PROBLEM REQUIREMENTS: Retype each record below word for word. Leave the pictures out.

Records contained in a dataset:

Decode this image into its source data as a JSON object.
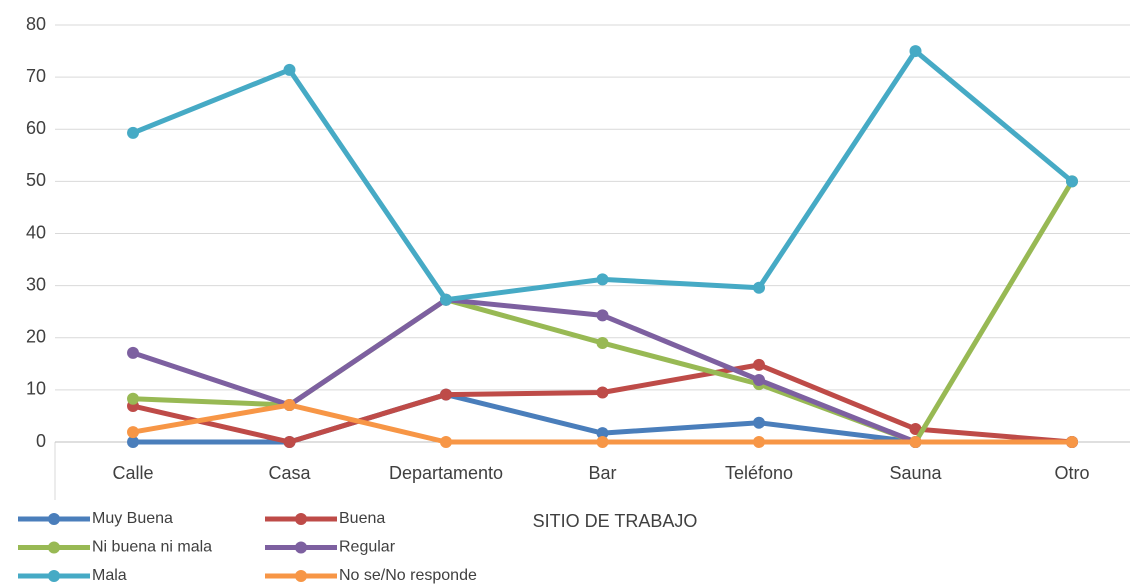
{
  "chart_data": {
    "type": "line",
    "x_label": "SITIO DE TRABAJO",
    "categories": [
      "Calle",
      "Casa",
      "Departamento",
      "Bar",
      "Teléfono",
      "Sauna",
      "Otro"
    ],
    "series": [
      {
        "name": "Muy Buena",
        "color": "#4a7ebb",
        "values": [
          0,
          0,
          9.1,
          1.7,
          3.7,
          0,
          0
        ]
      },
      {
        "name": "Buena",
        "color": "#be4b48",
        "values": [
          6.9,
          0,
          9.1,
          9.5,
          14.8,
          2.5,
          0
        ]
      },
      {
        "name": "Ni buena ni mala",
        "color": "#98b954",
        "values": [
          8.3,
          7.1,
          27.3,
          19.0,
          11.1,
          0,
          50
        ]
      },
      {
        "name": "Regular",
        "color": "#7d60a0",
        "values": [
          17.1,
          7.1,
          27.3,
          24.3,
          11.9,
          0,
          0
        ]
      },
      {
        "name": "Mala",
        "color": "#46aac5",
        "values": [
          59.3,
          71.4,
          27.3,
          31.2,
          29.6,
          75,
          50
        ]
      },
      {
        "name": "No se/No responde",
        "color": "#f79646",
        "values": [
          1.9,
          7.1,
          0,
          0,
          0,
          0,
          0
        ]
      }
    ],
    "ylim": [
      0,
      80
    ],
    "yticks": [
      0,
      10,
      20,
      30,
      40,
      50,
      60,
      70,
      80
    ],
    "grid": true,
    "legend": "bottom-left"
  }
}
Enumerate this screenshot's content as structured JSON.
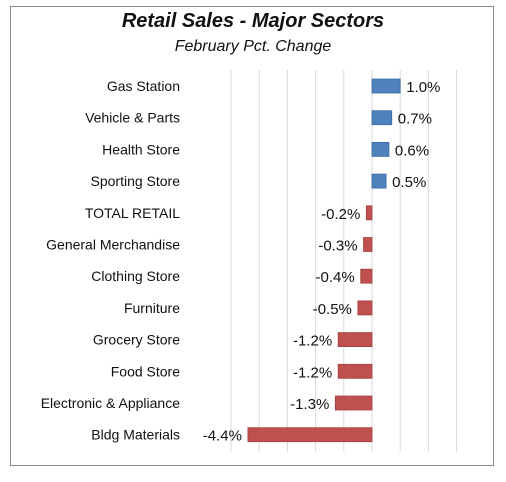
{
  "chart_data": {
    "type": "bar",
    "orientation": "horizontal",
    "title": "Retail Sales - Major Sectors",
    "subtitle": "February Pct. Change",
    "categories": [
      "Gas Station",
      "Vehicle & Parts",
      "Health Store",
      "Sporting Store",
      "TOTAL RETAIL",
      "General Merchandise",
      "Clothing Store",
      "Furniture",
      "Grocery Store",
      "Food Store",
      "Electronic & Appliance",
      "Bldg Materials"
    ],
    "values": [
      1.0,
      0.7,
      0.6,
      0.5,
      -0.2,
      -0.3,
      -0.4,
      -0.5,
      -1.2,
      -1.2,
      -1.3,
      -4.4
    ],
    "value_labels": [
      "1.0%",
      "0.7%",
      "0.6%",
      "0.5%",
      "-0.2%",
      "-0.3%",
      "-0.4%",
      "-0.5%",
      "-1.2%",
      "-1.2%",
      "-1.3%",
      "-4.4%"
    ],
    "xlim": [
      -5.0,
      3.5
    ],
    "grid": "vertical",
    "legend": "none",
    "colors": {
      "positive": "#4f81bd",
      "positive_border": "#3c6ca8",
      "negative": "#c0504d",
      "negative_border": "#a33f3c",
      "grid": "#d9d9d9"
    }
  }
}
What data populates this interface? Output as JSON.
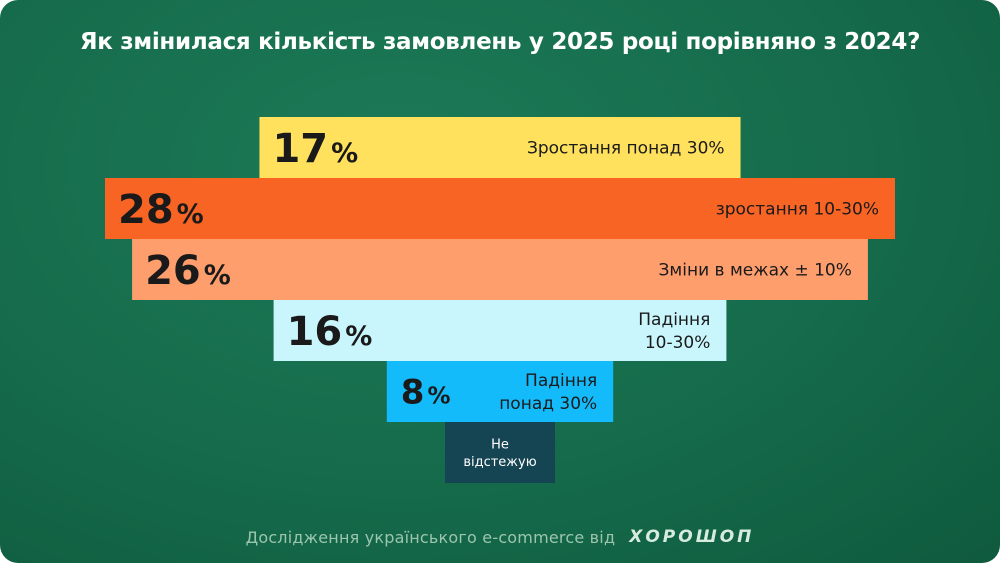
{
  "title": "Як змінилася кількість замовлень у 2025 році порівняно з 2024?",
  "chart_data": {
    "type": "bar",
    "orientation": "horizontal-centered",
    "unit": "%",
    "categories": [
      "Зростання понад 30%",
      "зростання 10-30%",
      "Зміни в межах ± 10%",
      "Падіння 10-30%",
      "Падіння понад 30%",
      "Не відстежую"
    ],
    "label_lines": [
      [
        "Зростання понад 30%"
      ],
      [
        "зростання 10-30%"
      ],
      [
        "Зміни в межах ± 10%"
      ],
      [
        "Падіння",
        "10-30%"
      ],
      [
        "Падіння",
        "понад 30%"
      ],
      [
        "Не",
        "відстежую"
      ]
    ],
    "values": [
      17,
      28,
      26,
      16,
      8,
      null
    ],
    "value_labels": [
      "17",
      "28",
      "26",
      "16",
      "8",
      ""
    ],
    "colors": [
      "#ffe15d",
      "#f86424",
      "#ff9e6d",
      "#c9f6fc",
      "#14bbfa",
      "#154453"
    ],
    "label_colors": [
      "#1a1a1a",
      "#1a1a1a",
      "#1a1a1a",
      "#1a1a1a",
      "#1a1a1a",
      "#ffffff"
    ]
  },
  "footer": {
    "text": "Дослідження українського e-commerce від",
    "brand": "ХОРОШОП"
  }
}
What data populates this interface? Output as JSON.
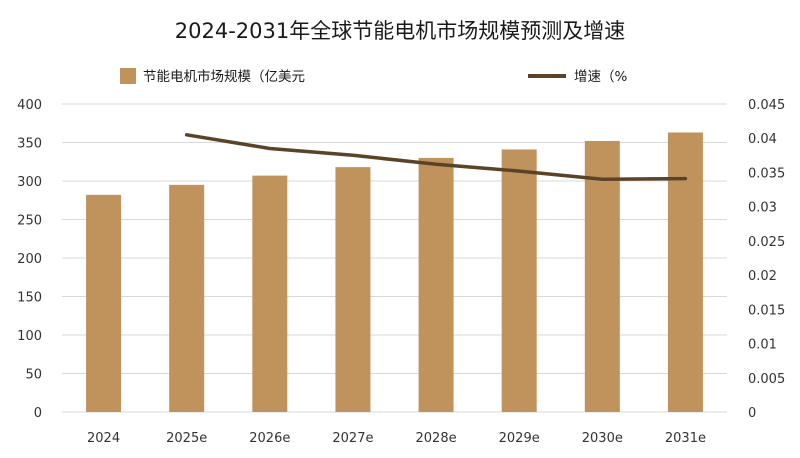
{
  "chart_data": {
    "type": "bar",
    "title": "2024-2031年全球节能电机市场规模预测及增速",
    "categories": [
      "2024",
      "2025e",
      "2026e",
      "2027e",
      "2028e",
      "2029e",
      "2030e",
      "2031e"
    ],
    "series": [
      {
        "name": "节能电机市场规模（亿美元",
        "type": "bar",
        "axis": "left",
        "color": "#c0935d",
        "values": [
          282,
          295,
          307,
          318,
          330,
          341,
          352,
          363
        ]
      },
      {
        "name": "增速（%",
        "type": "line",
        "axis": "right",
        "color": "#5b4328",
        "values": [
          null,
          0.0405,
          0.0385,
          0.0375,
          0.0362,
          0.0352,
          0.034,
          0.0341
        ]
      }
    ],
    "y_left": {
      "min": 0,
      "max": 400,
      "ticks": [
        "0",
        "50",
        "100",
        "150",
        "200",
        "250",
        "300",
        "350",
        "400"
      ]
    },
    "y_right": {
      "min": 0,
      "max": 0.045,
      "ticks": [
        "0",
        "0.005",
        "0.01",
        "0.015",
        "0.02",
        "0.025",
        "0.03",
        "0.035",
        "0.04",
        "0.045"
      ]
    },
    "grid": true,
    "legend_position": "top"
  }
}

OUTPUT OF THE TASK:
Decode this image into its source data as a JSON object.
{
  "chart_data": {
    "type": "line",
    "x_label": "SITIO DE TRABAJO",
    "categories": [
      "Calle",
      "Casa",
      "Departamento",
      "Bar",
      "Teléfono",
      "Sauna",
      "Otro"
    ],
    "series": [
      {
        "name": "Muy Buena",
        "color": "#4a7ebb",
        "values": [
          0,
          0,
          9.1,
          1.7,
          3.7,
          0,
          0
        ]
      },
      {
        "name": "Buena",
        "color": "#be4b48",
        "values": [
          6.9,
          0,
          9.1,
          9.5,
          14.8,
          2.5,
          0
        ]
      },
      {
        "name": "Ni buena ni mala",
        "color": "#98b954",
        "values": [
          8.3,
          7.1,
          27.3,
          19.0,
          11.1,
          0,
          50
        ]
      },
      {
        "name": "Regular",
        "color": "#7d60a0",
        "values": [
          17.1,
          7.1,
          27.3,
          24.3,
          11.9,
          0,
          0
        ]
      },
      {
        "name": "Mala",
        "color": "#46aac5",
        "values": [
          59.3,
          71.4,
          27.3,
          31.2,
          29.6,
          75,
          50
        ]
      },
      {
        "name": "No se/No responde",
        "color": "#f79646",
        "values": [
          1.9,
          7.1,
          0,
          0,
          0,
          0,
          0
        ]
      }
    ],
    "ylim": [
      0,
      80
    ],
    "yticks": [
      0,
      10,
      20,
      30,
      40,
      50,
      60,
      70,
      80
    ],
    "grid": true,
    "legend": "bottom-left"
  }
}
Enumerate this screenshot's content as structured JSON.
{
  "chart_data": {
    "type": "bar",
    "orientation": "horizontal",
    "title": "Retail Sales - Major Sectors",
    "subtitle": "February Pct. Change",
    "categories": [
      "Gas Station",
      "Vehicle & Parts",
      "Health Store",
      "Sporting Store",
      "TOTAL RETAIL",
      "General Merchandise",
      "Clothing Store",
      "Furniture",
      "Grocery Store",
      "Food Store",
      "Electronic & Appliance",
      "Bldg Materials"
    ],
    "values": [
      1.0,
      0.7,
      0.6,
      0.5,
      -0.2,
      -0.3,
      -0.4,
      -0.5,
      -1.2,
      -1.2,
      -1.3,
      -4.4
    ],
    "value_labels": [
      "1.0%",
      "0.7%",
      "0.6%",
      "0.5%",
      "-0.2%",
      "-0.3%",
      "-0.4%",
      "-0.5%",
      "-1.2%",
      "-1.2%",
      "-1.3%",
      "-4.4%"
    ],
    "xlim": [
      -5.0,
      3.5
    ],
    "grid": "vertical",
    "legend": "none",
    "colors": {
      "positive": "#4f81bd",
      "positive_border": "#3c6ca8",
      "negative": "#c0504d",
      "negative_border": "#a33f3c",
      "grid": "#d9d9d9"
    }
  }
}
What data populates this interface? Output as JSON.
{
  "title": "Як змінилася кількість замовлень у 2025 році порівняно з 2024?",
  "chart_data": {
    "type": "bar",
    "orientation": "horizontal-centered",
    "unit": "%",
    "categories": [
      "Зростання понад 30%",
      "зростання 10-30%",
      "Зміни в межах ± 10%",
      "Падіння 10-30%",
      "Падіння понад 30%",
      "Не відстежую"
    ],
    "label_lines": [
      [
        "Зростання понад 30%"
      ],
      [
        "зростання 10-30%"
      ],
      [
        "Зміни в межах ± 10%"
      ],
      [
        "Падіння",
        "10-30%"
      ],
      [
        "Падіння",
        "понад 30%"
      ],
      [
        "Не",
        "відстежую"
      ]
    ],
    "values": [
      17,
      28,
      26,
      16,
      8,
      null
    ],
    "value_labels": [
      "17",
      "28",
      "26",
      "16",
      "8",
      ""
    ],
    "colors": [
      "#ffe15d",
      "#f86424",
      "#ff9e6d",
      "#c9f6fc",
      "#14bbfa",
      "#154453"
    ],
    "label_colors": [
      "#1a1a1a",
      "#1a1a1a",
      "#1a1a1a",
      "#1a1a1a",
      "#1a1a1a",
      "#ffffff"
    ]
  },
  "footer": {
    "text": "Дослідження українського e-commerce від",
    "brand": "ХОРОШОП"
  }
}
What data populates this interface? Output as JSON.
{
  "chart_data": {
    "type": "bar",
    "title": "2024-2031年全球节能电机市场规模预测及增速",
    "categories": [
      "2024",
      "2025e",
      "2026e",
      "2027e",
      "2028e",
      "2029e",
      "2030e",
      "2031e"
    ],
    "series": [
      {
        "name": "节能电机市场规模（亿美元",
        "type": "bar",
        "axis": "left",
        "color": "#c0935d",
        "values": [
          282,
          295,
          307,
          318,
          330,
          341,
          352,
          363
        ]
      },
      {
        "name": "增速（%",
        "type": "line",
        "axis": "right",
        "color": "#5b4328",
        "values": [
          null,
          0.0405,
          0.0385,
          0.0375,
          0.0362,
          0.0352,
          0.034,
          0.0341
        ]
      }
    ],
    "y_left": {
      "min": 0,
      "max": 400,
      "ticks": [
        "0",
        "50",
        "100",
        "150",
        "200",
        "250",
        "300",
        "350",
        "400"
      ]
    },
    "y_right": {
      "min": 0,
      "max": 0.045,
      "ticks": [
        "0",
        "0.005",
        "0.01",
        "0.015",
        "0.02",
        "0.025",
        "0.03",
        "0.035",
        "0.04",
        "0.045"
      ]
    },
    "grid": true,
    "legend_position": "top"
  }
}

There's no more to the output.